→ Task statement: Lines holding the string "capite" are the ones to copy from this listing.

#### Entries supplied

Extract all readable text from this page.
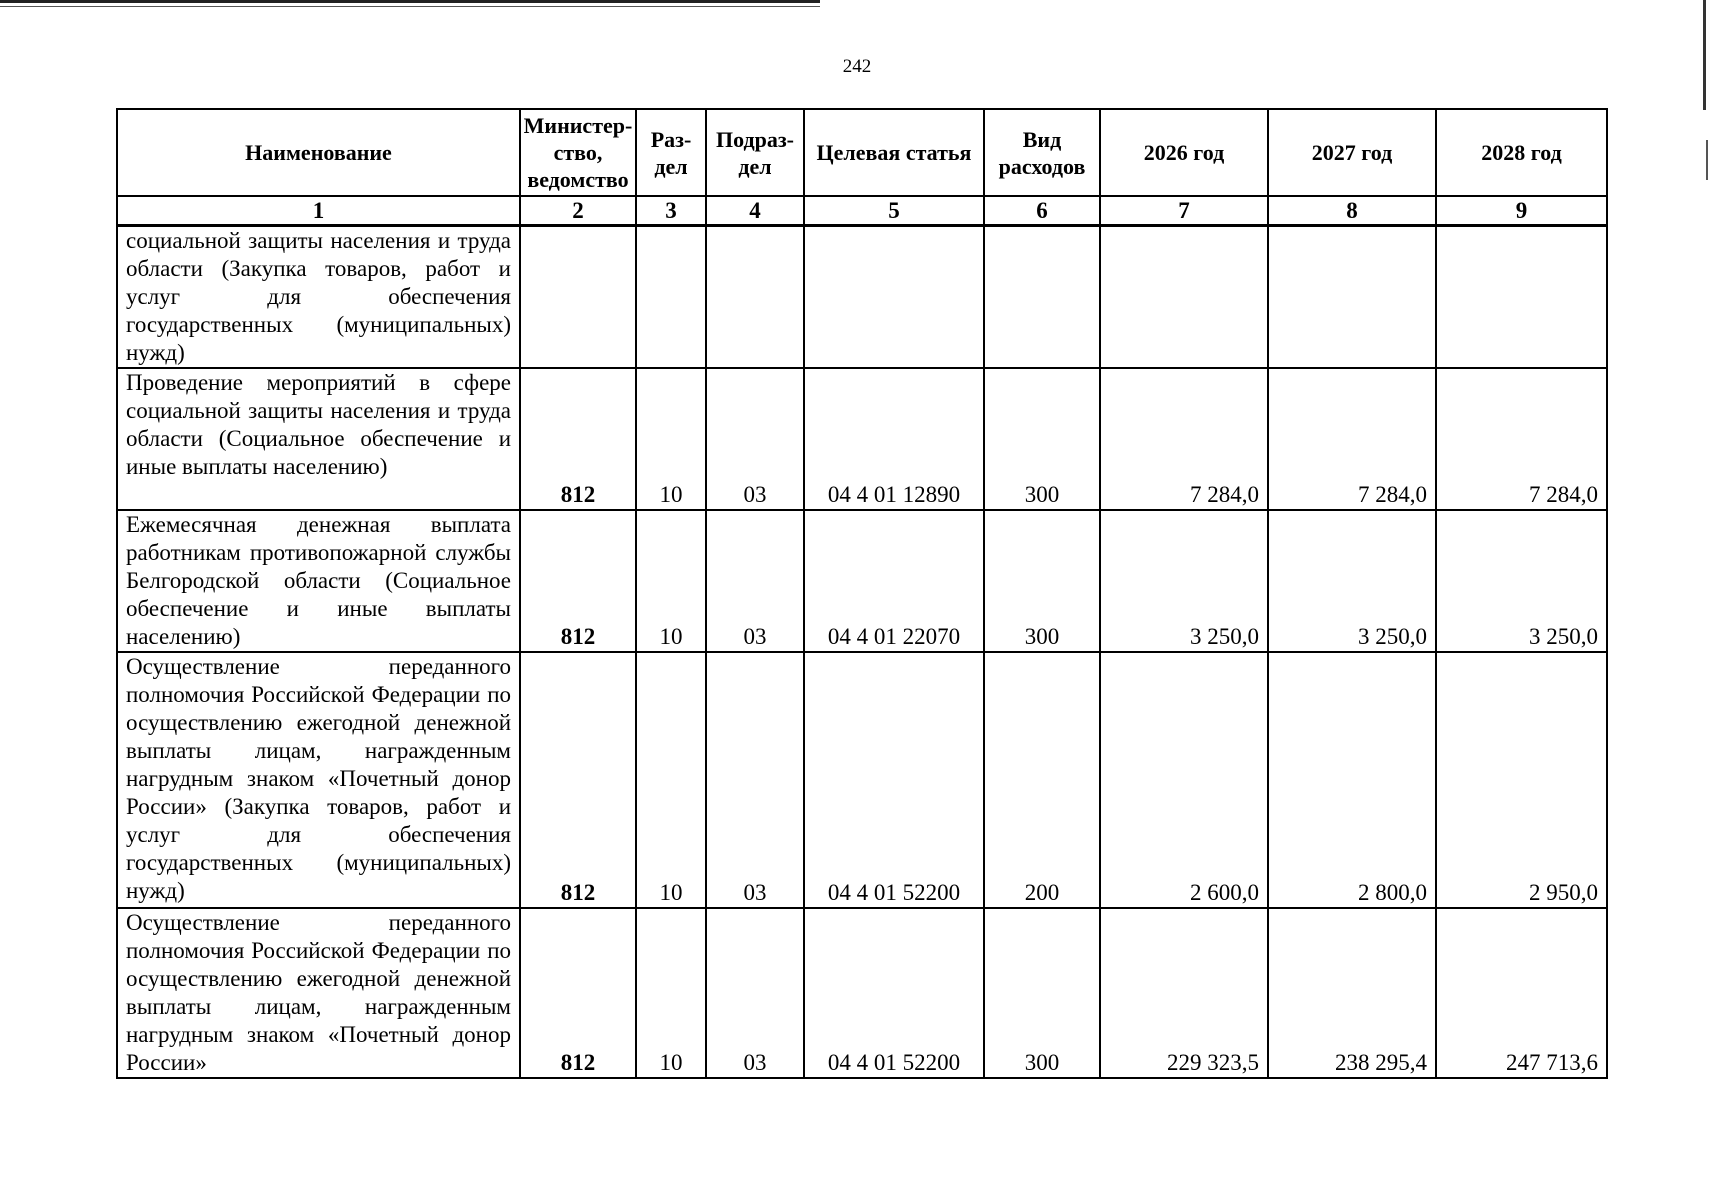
242
Наименование	Министер-ство, ведомство	Раз-дел	Подраз-дел	Целевая статья	Вид расходов	2026 год	2027 год	2028 год
1	2	3	4	5	6	7	8	9

социальной защиты населения и труда области (Закупка товаров, работ и услуг для обеспечения государственных (муниципальных) нужд)								

Проведение мероприятий в сфере социальной защиты населения и труда области (Социальное обеспечение и иные выплаты населению)	812	10	03	04 4 01 12890	300	7 284,0	7 284,0	7 284,0

Ежемесячная денежная выплата работникам противопожарной службы Белгородской области (Социальное обеспечение и иные выплаты населению)	812	10	03	04 4 01 22070	300	3 250,0	3 250,0	3 250,0

Осуществление переданного полномочия Российской Федерации по осуществлению ежегодной денежной выплаты лицам, награжденным нагрудным знаком «Почетный донор России» (Закупка товаров, работ и услуг для обеспечения государственных (муниципальных) нужд)	812	10	03	04 4 01 52200	200	2 600,0	2 800,0	2 950,0

Осуществление переданного полномочия Российской Федерации по осуществлению ежегодной денежной выплаты лицам, награжденным нагрудным знаком «Почетный донор России»	812	10	03	04 4 01 52200	300	229 323,5	238 295,4	247 713,6
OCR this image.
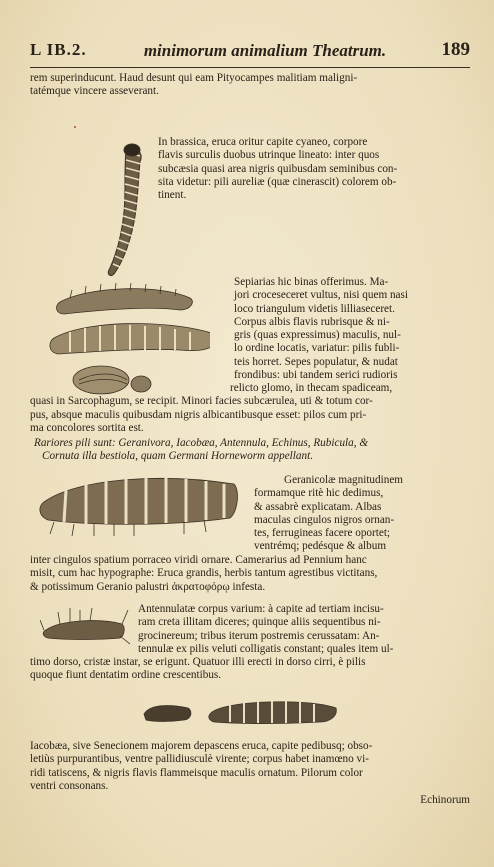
L IB.2.	minimorum animalium Theatrum.	189

rem superinducunt. Haud desunt qui eam Pityocampes malitiam maligni-

tatémque vincere asseverant.

In brassica, eruca oritur capite cyaneo, corpore

flavis surculis duobus utrinque lineato: inter quos

subcæsia quasi area nigris quibusdam seminibus con-

sita videtur: pili aureliæ (quæ cinerascit) colorem ob-

tinent.

Sepiarias hic binas offerimus. Ma-

jori croceseceret vultus, nisi quem nasi

loco triangulum videtis lilliaseceret.

Corpus albis flavis rubrisque & ni-

gris (quas expressimus) maculis, nul-

lo ordine locatis, variatur: pilis fubli-

teis horret. Sepes populatur, & nudat

frondibus: ubi tandem serici rudioris

relicto glomo, in thecam spadiceam,

quasi in Sarcophagum, se recipit. Minori facies subcærulea, uti & totum cor-

pus, absque maculis quibusdam nigris albicantibusque esset: pilos cum pri-

ma concolores sortita est.

Rariores pili sunt: Geranivora, Iacobæa, Antennula, Echinus, Rubicula, &

Cornuta illa bestiola, quam Germani Horneworm appellant.

Geranicolæ magnitudinem

formamque ritè hic dedimus,

& assabrè explicatam. Albas

maculas cingulos nigros ornan-

tes, ferrugineas facere oportet;

ventrémq; pedésque & album

inter cingulos spatium porraceo viridi ornare. Camerarius ad Pennium hanc

misit, cum hac hypographe: Eruca grandis, herbis tantum agrestibus victitans,

& potissimum Geranio palustri ἀκρατοφόρῳ infesta.

Antennulatæ corpus varium: à capite ad tertiam incisu-

ram creta illitam diceres; quinque aliis sequentibus ni-

grocinereum; tribus iterum postremis cerussatam: An-

tennulæ ex pilis veluti colligatis constant; quales item ul-

timo dorso, cristæ instar, se erigunt. Quatuor illi erecti in dorso cirri, è pilis

quoque fiunt dentatim ordine crescentibus.

Iacobæa, sive Senecionem majorem depascens eruca, capite pedibusq; obso-

letiùs purpurantibus, ventre pallidiusculè virente; corpus habet inamœno vi-

ridi tatiscens, & nigris flavis flammeisque maculis ornatum. Pilorum color

ventri consonans.

Echinorum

########

→ Worked answer:
In brassica, eruca oritur capite cyaneo, corpore
Antennulatæ corpus varium: à capite ad tertiam incisu-
Iacobæa, sive Senecionem majorem depascens eruca, capite pedibusq; obso-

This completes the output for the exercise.